Dataset items:
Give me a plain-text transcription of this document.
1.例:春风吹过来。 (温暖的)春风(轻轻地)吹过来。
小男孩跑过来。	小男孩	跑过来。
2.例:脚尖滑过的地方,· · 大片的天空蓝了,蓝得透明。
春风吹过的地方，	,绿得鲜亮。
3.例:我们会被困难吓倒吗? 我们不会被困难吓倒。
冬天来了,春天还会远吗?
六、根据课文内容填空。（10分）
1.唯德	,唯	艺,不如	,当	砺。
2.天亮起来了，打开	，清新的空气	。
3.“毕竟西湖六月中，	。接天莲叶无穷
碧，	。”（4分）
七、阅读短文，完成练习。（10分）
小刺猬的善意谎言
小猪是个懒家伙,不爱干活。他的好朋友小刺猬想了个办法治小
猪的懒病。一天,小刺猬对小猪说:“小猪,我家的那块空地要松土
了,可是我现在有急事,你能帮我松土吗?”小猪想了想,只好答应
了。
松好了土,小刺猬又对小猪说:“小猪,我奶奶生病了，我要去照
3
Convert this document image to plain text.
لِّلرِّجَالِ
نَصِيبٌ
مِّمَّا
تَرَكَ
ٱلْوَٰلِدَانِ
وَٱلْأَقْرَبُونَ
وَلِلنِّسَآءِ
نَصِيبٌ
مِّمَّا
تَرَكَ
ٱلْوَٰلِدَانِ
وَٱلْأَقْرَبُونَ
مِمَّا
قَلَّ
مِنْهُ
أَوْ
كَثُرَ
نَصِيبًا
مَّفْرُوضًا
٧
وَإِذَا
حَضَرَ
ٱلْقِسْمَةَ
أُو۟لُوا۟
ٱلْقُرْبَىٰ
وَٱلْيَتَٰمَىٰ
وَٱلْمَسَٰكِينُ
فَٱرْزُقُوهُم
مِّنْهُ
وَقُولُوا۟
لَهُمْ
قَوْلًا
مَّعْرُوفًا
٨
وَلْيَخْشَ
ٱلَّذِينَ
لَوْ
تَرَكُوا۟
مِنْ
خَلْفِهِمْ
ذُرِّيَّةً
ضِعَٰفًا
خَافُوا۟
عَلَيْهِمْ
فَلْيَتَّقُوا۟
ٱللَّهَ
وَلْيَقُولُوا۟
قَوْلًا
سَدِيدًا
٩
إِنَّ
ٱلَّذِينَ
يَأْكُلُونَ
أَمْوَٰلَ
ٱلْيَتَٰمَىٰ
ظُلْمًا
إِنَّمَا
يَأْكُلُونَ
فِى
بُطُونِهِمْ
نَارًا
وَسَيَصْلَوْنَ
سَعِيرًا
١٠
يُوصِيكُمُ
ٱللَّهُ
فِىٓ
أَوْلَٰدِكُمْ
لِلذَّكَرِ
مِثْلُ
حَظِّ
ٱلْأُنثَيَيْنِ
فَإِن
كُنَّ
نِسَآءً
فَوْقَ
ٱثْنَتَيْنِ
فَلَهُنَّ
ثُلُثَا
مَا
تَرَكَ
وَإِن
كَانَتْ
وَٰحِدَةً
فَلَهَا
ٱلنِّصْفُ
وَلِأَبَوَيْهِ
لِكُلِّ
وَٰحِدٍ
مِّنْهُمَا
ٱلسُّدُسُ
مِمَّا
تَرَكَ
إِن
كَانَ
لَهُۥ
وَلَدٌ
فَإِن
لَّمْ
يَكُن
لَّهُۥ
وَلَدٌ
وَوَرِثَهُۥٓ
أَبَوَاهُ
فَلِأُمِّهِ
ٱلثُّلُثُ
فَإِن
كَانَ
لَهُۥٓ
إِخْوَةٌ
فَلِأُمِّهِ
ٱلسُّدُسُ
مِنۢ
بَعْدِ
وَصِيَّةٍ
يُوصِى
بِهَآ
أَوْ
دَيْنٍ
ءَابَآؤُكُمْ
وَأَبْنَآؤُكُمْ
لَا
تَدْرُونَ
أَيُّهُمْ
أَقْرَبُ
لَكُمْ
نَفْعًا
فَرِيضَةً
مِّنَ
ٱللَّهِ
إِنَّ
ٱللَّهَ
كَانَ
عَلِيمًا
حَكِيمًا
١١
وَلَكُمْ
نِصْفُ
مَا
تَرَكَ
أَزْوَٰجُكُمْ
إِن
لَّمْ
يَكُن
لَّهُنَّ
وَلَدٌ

■ Task goal: Give an exact copy of all the data shown above.

■ Solved problem:
Give me a plain-text transcription of this document.
1.例:春风吹过来。 (温暖的)春风(轻轻地)吹过来。
小男孩跑过来。	小男孩	跑过来。
2.例:脚尖滑过的地方,· · 大片的天空蓝了,蓝得透明。
春风吹过的地方，	,绿得鲜亮。
3.例:我们会被困难吓倒吗? 我们不会被困难吓倒。
冬天来了,春天还会远吗?
六、根据课文内容填空。（10分）
1.唯德	,唯	艺,不如	,当	砺。
2.天亮起来了，打开	，清新的空气	。
3.“毕竟西湖六月中，	。接天莲叶无穷
碧，	。”（4分）
七、阅读短文，完成练习。（10分）
小刺猬的善意谎言
小猪是个懒家伙,不爱干活。他的好朋友小刺猬想了个办法治小
猪的懒病。一天,小刺猬对小猪说:“小猪,我家的那块空地要松土
了,可是我现在有急事,你能帮我松土吗?”小猪想了想,只好答应
了。
松好了土,小刺猬又对小猪说:“小猪,我奶奶生病了，我要去照
3
Convert this document image to plain text.
لِّلرِّجَالِ
نَصِيبٌ
مِّمَّا
تَرَكَ
ٱلْوَٰلِدَانِ
وَٱلْأَقْرَبُونَ
وَلِلنِّسَآءِ
نَصِيبٌ
مِّمَّا
تَرَكَ
ٱلْوَٰلِدَانِ
وَٱلْأَقْرَبُونَ
مِمَّا
قَلَّ
مِنْهُ
أَوْ
كَثُرَ
نَصِيبًا
مَّفْرُوضًا
٧
وَإِذَا
حَضَرَ
ٱلْقِسْمَةَ
أُو۟لُوا۟
ٱلْقُرْبَىٰ
وَٱلْيَتَٰمَىٰ
وَٱلْمَسَٰكِينُ
فَٱرْزُقُوهُم
مِّنْهُ
وَقُولُوا۟
لَهُمْ
قَوْلًا
مَّعْرُوفًا
٨
وَلْيَخْشَ
ٱلَّذِينَ
لَوْ
تَرَكُوا۟
مِنْ
خَلْفِهِمْ
ذُرِّيَّةً
ضِعَٰفًا
خَافُوا۟
عَلَيْهِمْ
فَلْيَتَّقُوا۟
ٱللَّهَ
وَلْيَقُولُوا۟
قَوْلًا
سَدِيدًا
٩
إِنَّ
ٱلَّذِينَ
يَأْكُلُونَ
أَمْوَٰلَ
ٱلْيَتَٰمَىٰ
ظُلْمًا
إِنَّمَا
يَأْكُلُونَ
فِى
بُطُونِهِمْ
نَارًا
وَسَيَصْلَوْنَ
سَعِيرًا
١٠
يُوصِيكُمُ
ٱللَّهُ
فِىٓ
أَوْلَٰدِكُمْ
لِلذَّكَرِ
مِثْلُ
حَظِّ
ٱلْأُنثَيَيْنِ
فَإِن
كُنَّ
نِسَآءً
فَوْقَ
ٱثْنَتَيْنِ
فَلَهُنَّ
ثُلُثَا
مَا
تَرَكَ
وَإِن
كَانَتْ
وَٰحِدَةً
فَلَهَا
ٱلنِّصْفُ
وَلِأَبَوَيْهِ
لِكُلِّ
وَٰحِدٍ
مِّنْهُمَا
ٱلسُّدُسُ
مِمَّا
تَرَكَ
إِن
كَانَ
لَهُۥ
وَلَدٌ
فَإِن
لَّمْ
يَكُن
لَّهُۥ
وَلَدٌ
وَوَرِثَهُۥٓ
أَبَوَاهُ
فَلِأُمِّهِ
ٱلثُّلُثُ
فَإِن
كَانَ
لَهُۥٓ
إِخْوَةٌ
فَلِأُمِّهِ
ٱلسُّدُسُ
مِنۢ
بَعْدِ
وَصِيَّةٍ
يُوصِى
بِهَآ
أَوْ
دَيْنٍ
ءَابَآؤُكُمْ
وَأَبْنَآؤُكُمْ
لَا
تَدْرُونَ
أَيُّهُمْ
أَقْرَبُ
لَكُمْ
نَفْعًا
فَرِيضَةً
مِّنَ
ٱللَّهِ
إِنَّ
ٱللَّهَ
كَانَ
عَلِيمًا
حَكِيمًا
١١
وَلَكُمْ
نِصْفُ
مَا
تَرَكَ
أَزْوَٰجُكُمْ
إِن
لَّمْ
يَكُن
لَّهُنَّ
وَلَدٌ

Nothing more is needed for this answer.